======== Input ========
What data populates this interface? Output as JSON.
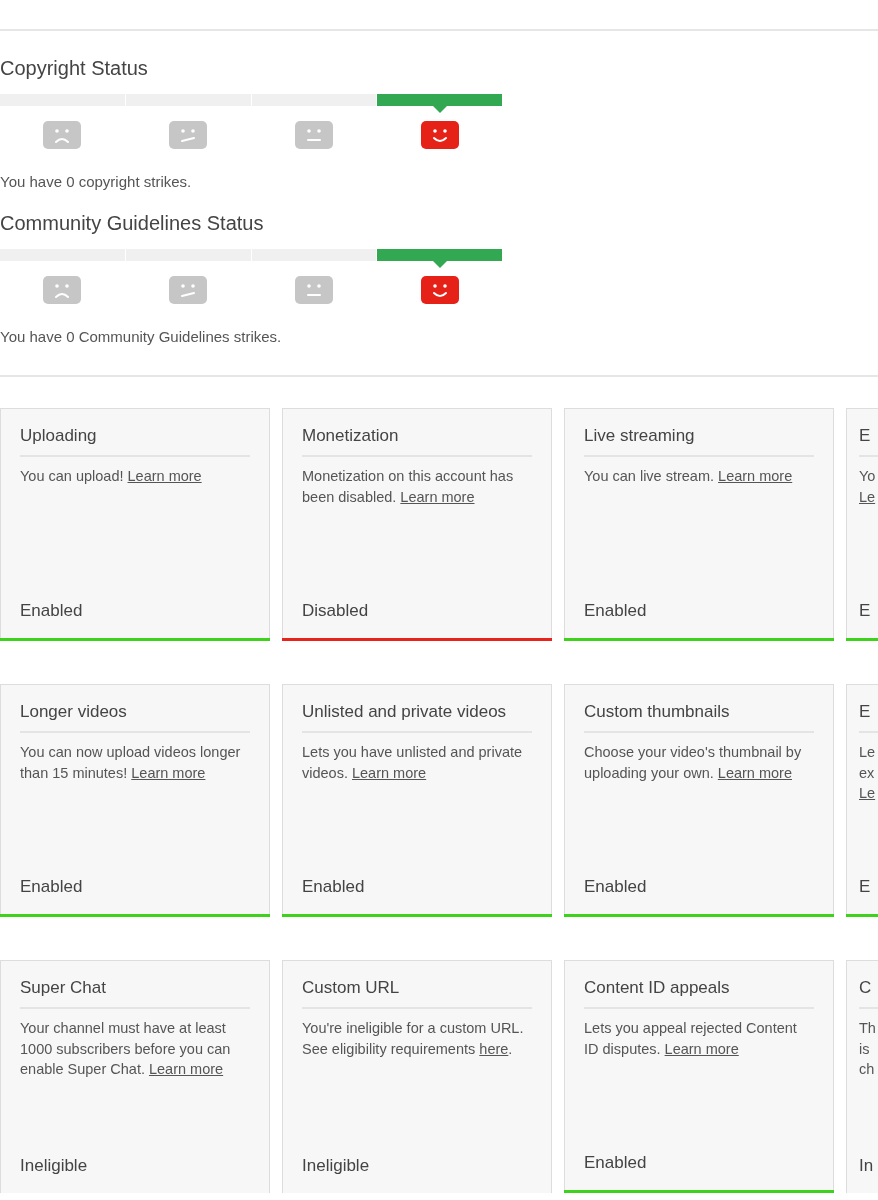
{
  "strike_sections": [
    {
      "title": "Copyright Status",
      "meter": [
        {
          "kind": "sad",
          "selected": false
        },
        {
          "kind": "skeptical",
          "selected": false
        },
        {
          "kind": "neutral",
          "selected": false
        },
        {
          "kind": "happy",
          "selected": true
        }
      ],
      "summary": "You have 0 copyright strikes."
    },
    {
      "title": "Community Guidelines Status",
      "meter": [
        {
          "kind": "sad",
          "selected": false
        },
        {
          "kind": "skeptical",
          "selected": false
        },
        {
          "kind": "neutral",
          "selected": false
        },
        {
          "kind": "happy",
          "selected": true
        }
      ],
      "summary": "You have 0 Community Guidelines strikes."
    }
  ],
  "feature_rows": [
    [
      {
        "title": "Uploading",
        "body": [
          {
            "text": "You can upload! "
          },
          {
            "text": "Learn more",
            "link": true
          }
        ],
        "status": "Enabled",
        "color": "#3fd21c"
      },
      {
        "title": "Monetization",
        "body": [
          {
            "text": "Monetization on this account has been disabled. "
          },
          {
            "text": "Learn more",
            "link": true
          }
        ],
        "status": "Disabled",
        "color": "#e8231c"
      },
      {
        "title": "Live streaming",
        "body": [
          {
            "text": "You can live stream. "
          },
          {
            "text": "Learn more",
            "link": true
          }
        ],
        "status": "Enabled",
        "color": "#3fd21c"
      },
      {
        "kind": "cut",
        "title": "E",
        "lines": [
          {
            "text": "Yo"
          },
          {
            "text": "Le",
            "link": true
          }
        ],
        "status": "E",
        "color": "#3fd21c"
      }
    ],
    [
      {
        "title": "Longer videos",
        "body": [
          {
            "text": "You can now upload videos longer than 15 minutes! "
          },
          {
            "text": "Learn more",
            "link": true
          }
        ],
        "status": "Enabled",
        "color": "#3fd21c"
      },
      {
        "title": "Unlisted and private videos",
        "body": [
          {
            "text": "Lets you have unlisted and private videos. "
          },
          {
            "text": "Learn more",
            "link": true
          }
        ],
        "status": "Enabled",
        "color": "#3fd21c"
      },
      {
        "title": "Custom thumbnails",
        "body": [
          {
            "text": "Choose your video's thumbnail by uploading your own. "
          },
          {
            "text": "Learn more",
            "link": true
          }
        ],
        "status": "Enabled",
        "color": "#3fd21c"
      },
      {
        "kind": "cut",
        "title": "E",
        "lines": [
          {
            "text": "Le"
          },
          {
            "text": "ex"
          },
          {
            "text": "Le",
            "link": true
          }
        ],
        "status": "E",
        "color": "#3fd21c"
      }
    ],
    [
      {
        "title": "Super Chat",
        "body": [
          {
            "text": "Your channel must have at least 1000 subscribers before you can enable Super Chat. "
          },
          {
            "text": "Learn more",
            "link": true
          }
        ],
        "status": "Ineligible"
      },
      {
        "title": "Custom URL",
        "body": [
          {
            "text": "You're ineligible for a custom URL. See eligibility requirements "
          },
          {
            "text": "here",
            "link": true
          },
          {
            "text": "."
          }
        ],
        "status": "Ineligible"
      },
      {
        "title": "Content ID appeals",
        "body": [
          {
            "text": "Lets you appeal rejected Content ID disputes. "
          },
          {
            "text": "Learn more",
            "link": true
          }
        ],
        "status": "Enabled",
        "color": "#3fd21c"
      },
      {
        "kind": "cut",
        "title": "C",
        "lines": [
          {
            "text": "Th"
          },
          {
            "text": "is"
          },
          {
            "text": "ch"
          }
        ],
        "status": "In"
      }
    ]
  ]
}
========
[Task to carry out]:
Sift through the entries and copy every line with "this".

[Answer]:
What data populates this interface? Output as JSON.
            "text": "Monetization on this account has been disabled. "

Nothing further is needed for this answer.